**WHAT YOU ARE ASKED TO DO**.
Repeat the full listing below verbatim and keep the images out.

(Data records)
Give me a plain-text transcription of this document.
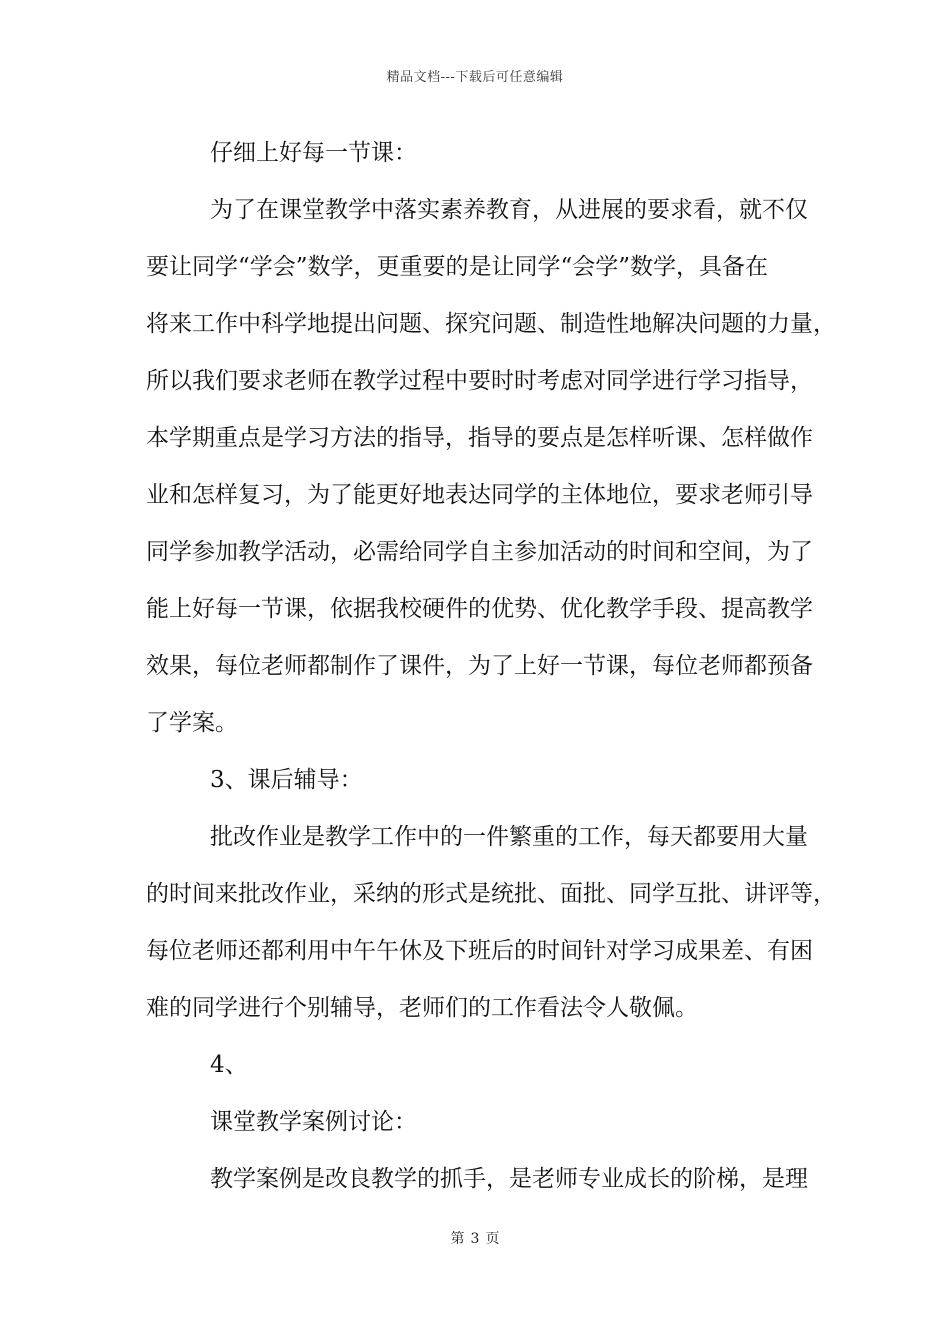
精品文档---下载后可任意编辑
仔细上好每一节课：
为了在课堂教学中落实素养教育，从进展的要求看，就不仅
要让同学“学会”数学，更重要的是让同学“会学”数学，具备在
将来工作中科学地提出问题、探究问题、制造性地解决问题的力量，
所以我们要求老师在教学过程中要时时考虑对同学进行学习指导，
本学期重点是学习方法的指导，指导的要点是怎样听课、怎样做作
业和怎样复习，为了能更好地表达同学的主体地位，要求老师引导
同学参加教学活动，必需给同学自主参加活动的时间和空间，为了
能上好每一节课，依据我校硬件的优势、优化教学手段、提高教学
效果，每位老师都制作了课件，为了上好一节课，每位老师都预备
了学案。
3、课后辅导：
批改作业是教学工作中的一件繁重的工作，每天都要用大量
的时间来批改作业，采纳的形式是统批、面批、同学互批、讲评等，
每位老师还都利用中午午休及下班后的时间针对学习成果差、有困
难的同学进行个别辅导，老师们的工作看法令人敬佩。
4、
课堂教学案例讨论：
教学案例是改良教学的抓手，是老师专业成长的阶梯，是理
第 3 页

**REPLY TO THE TASK**.
Give me a plain-text transcription of this document.
精品文档---下载后可任意编辑
仔细上好每一节课：
为了在课堂教学中落实素养教育，从进展的要求看，就不仅
要让同学“学会”数学，更重要的是让同学“会学”数学，具备在
将来工作中科学地提出问题、探究问题、制造性地解决问题的力量，
所以我们要求老师在教学过程中要时时考虑对同学进行学习指导，
本学期重点是学习方法的指导，指导的要点是怎样听课、怎样做作
业和怎样复习，为了能更好地表达同学的主体地位，要求老师引导
同学参加教学活动，必需给同学自主参加活动的时间和空间，为了
能上好每一节课，依据我校硬件的优势、优化教学手段、提高教学
效果，每位老师都制作了课件，为了上好一节课，每位老师都预备
了学案。
3、课后辅导：
批改作业是教学工作中的一件繁重的工作，每天都要用大量
的时间来批改作业，采纳的形式是统批、面批、同学互批、讲评等，
每位老师还都利用中午午休及下班后的时间针对学习成果差、有困
难的同学进行个别辅导，老师们的工作看法令人敬佩。
4、
课堂教学案例讨论：
教学案例是改良教学的抓手，是老师专业成长的阶梯，是理
第 3 页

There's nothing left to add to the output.